- _WHAT IS NEEDED_
Will you quote all of the entries, word for word?

- _DATA TO PROCESS_
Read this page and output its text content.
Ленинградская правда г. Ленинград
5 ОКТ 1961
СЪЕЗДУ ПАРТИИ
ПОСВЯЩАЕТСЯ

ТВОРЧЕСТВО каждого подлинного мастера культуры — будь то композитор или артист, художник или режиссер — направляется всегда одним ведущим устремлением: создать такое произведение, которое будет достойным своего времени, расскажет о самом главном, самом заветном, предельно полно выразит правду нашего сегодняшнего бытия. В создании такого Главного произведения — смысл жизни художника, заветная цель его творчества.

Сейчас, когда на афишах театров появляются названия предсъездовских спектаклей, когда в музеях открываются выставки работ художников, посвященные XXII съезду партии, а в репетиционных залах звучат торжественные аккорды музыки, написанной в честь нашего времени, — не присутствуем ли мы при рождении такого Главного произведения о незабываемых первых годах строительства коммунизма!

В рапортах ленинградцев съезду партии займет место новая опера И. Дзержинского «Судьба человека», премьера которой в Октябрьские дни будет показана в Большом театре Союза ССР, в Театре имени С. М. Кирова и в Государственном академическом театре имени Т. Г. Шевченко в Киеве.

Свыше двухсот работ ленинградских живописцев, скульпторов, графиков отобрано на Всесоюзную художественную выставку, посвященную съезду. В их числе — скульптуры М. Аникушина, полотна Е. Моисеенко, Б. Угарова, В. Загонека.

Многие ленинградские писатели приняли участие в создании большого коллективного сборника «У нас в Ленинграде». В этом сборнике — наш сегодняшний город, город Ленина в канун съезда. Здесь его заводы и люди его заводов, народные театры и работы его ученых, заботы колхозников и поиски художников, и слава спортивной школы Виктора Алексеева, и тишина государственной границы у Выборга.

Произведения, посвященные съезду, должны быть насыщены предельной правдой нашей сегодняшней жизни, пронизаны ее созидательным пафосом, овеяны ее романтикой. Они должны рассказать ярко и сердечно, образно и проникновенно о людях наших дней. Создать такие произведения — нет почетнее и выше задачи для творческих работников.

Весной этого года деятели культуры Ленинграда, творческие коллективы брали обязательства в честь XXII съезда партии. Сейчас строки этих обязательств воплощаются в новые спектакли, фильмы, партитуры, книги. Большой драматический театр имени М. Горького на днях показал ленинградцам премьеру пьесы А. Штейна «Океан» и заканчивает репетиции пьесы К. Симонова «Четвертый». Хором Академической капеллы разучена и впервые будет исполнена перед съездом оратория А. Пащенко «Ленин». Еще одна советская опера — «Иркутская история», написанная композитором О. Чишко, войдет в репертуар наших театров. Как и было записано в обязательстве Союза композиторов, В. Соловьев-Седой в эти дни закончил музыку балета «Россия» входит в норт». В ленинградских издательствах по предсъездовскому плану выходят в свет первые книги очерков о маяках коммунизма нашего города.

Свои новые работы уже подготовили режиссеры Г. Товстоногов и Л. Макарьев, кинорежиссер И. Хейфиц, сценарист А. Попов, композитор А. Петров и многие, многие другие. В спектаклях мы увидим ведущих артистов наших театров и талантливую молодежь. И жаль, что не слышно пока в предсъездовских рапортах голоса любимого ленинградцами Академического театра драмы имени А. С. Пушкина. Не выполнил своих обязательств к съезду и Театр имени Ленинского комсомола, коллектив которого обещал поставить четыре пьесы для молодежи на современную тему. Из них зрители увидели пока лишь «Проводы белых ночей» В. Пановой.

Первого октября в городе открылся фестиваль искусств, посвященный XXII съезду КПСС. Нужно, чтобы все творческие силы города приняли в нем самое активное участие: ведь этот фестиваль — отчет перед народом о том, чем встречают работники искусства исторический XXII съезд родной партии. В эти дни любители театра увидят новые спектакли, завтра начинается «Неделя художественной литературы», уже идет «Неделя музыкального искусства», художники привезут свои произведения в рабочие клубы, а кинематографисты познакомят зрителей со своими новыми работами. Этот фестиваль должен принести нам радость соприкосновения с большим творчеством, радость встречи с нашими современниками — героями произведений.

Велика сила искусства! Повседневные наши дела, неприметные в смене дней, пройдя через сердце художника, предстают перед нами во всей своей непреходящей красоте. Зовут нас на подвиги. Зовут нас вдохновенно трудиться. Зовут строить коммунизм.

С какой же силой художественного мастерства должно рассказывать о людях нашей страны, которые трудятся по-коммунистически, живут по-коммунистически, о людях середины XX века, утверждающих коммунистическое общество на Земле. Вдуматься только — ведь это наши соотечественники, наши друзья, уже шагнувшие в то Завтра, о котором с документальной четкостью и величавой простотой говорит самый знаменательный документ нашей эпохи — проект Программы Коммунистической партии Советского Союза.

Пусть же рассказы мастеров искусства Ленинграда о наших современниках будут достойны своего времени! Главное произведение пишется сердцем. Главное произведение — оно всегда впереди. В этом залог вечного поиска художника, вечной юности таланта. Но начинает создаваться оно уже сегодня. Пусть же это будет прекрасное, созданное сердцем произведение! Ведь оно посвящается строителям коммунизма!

- _FULL OUTPUT_
Read this page and output its text content.
Ленинградская правда г. Ленинград
5 ОКТ 1961
СЪЕЗДУ ПАРТИИ
ПОСВЯЩАЕТСЯ

ТВОРЧЕСТВО каждого подлинного мастера культуры — будь то композитор или артист, художник или режиссер — направляется всегда одним ведущим устремлением: создать такое произведение, которое будет достойным своего времени, расскажет о самом главном, самом заветном, предельно полно выразит правду нашего сегодняшнего бытия. В создании такого Главного произведения — смысл жизни художника, заветная цель его творчества.

Сейчас, когда на афишах театров появляются названия предсъездовских спектаклей, когда в музеях открываются выставки работ художников, посвященные XXII съезду партии, а в репетиционных залах звучат торжественные аккорды музыки, написанной в честь нашего времени, — не присутствуем ли мы при рождении такого Главного произведения о незабываемых первых годах строительства коммунизма!

В рапортах ленинградцев съезду партии займет место новая опера И. Дзержинского «Судьба человека», премьера которой в Октябрьские дни будет показана в Большом театре Союза ССР, в Театре имени С. М. Кирова и в Государственном академическом театре имени Т. Г. Шевченко в Киеве.

Свыше двухсот работ ленинградских живописцев, скульпторов, графиков отобрано на Всесоюзную художественную выставку, посвященную съезду. В их числе — скульптуры М. Аникушина, полотна Е. Моисеенко, Б. Угарова, В. Загонека.

Многие ленинградские писатели приняли участие в создании большого коллективного сборника «У нас в Ленинграде». В этом сборнике — наш сегодняшний город, город Ленина в канун съезда. Здесь его заводы и люди его заводов, народные театры и работы его ученых, заботы колхозников и поиски художников, и слава спортивной школы Виктора Алексеева, и тишина государственной границы у Выборга.

Произведения, посвященные съезду, должны быть насыщены предельной правдой нашей сегодняшней жизни, пронизаны ее созидательным пафосом, овеяны ее романтикой. Они должны рассказать ярко и сердечно, образно и проникновенно о людях наших дней. Создать такие произведения — нет почетнее и выше задачи для творческих работников.

Весной этого года деятели культуры Ленинграда, творческие коллективы брали обязательства в честь XXII съезда партии. Сейчас строки этих обязательств воплощаются в новые спектакли, фильмы, партитуры, книги. Большой драматический театр имени М. Горького на днях показал ленинградцам премьеру пьесы А. Штейна «Океан» и заканчивает репетиции пьесы К. Симонова «Четвертый». Хором Академической капеллы разучена и впервые будет исполнена перед съездом оратория А. Пащенко «Ленин». Еще одна советская опера — «Иркутская история», написанная композитором О. Чишко, войдет в репертуар наших театров. Как и было записано в обязательстве Союза композиторов, В. Соловьев-Седой в эти дни закончил музыку балета «Россия» входит в норт». В ленинградских издательствах по предсъездовскому плану выходят в свет первые книги очерков о маяках коммунизма нашего города.

Свои новые работы уже подготовили режиссеры Г. Товстоногов и Л. Макарьев, кинорежиссер И. Хейфиц, сценарист А. Попов, композитор А. Петров и многие, многие другие. В спектаклях мы увидим ведущих артистов наших театров и талантливую молодежь. И жаль, что не слышно пока в предсъездовских рапортах голоса любимого ленинградцами Академического театра драмы имени А. С. Пушкина. Не выполнил своих обязательств к съезду и Театр имени Ленинского комсомола, коллектив которого обещал поставить четыре пьесы для молодежи на современную тему. Из них зрители увидели пока лишь «Проводы белых ночей» В. Пановой.

Первого октября в городе открылся фестиваль искусств, посвященный XXII съезду КПСС. Нужно, чтобы все творческие силы города приняли в нем самое активное участие: ведь этот фестиваль — отчет перед народом о том, чем встречают работники искусства исторический XXII съезд родной партии. В эти дни любители театра увидят новые спектакли, завтра начинается «Неделя художественной литературы», уже идет «Неделя музыкального искусства», художники привезут свои произведения в рабочие клубы, а кинематографисты познакомят зрителей со своими новыми работами. Этот фестиваль должен принести нам радость соприкосновения с большим творчеством, радость встречи с нашими современниками — героями произведений.

Велика сила искусства! Повседневные наши дела, неприметные в смене дней, пройдя через сердце художника, предстают перед нами во всей своей непреходящей красоте. Зовут нас на подвиги. Зовут нас вдохновенно трудиться. Зовут строить коммунизм.

С какой же силой художественного мастерства должно рассказывать о людях нашей страны, которые трудятся по-коммунистически, живут по-коммунистически, о людях середины XX века, утверждающих коммунистическое общество на Земле. Вдуматься только — ведь это наши соотечественники, наши друзья, уже шагнувшие в то Завтра, о котором с документальной четкостью и величавой простотой говорит самый знаменательный документ нашей эпохи — проект Программы Коммунистической партии Советского Союза.

Пусть же рассказы мастеров искусства Ленинграда о наших современниках будут достойны своего времени! Главное произведение пишется сердцем. Главное произведение — оно всегда впереди. В этом залог вечного поиска художника, вечной юности таланта. Но начинает создаваться оно уже сегодня. Пусть же это будет прекрасное, созданное сердцем произведение! Ведь оно посвящается строителям коммунизма!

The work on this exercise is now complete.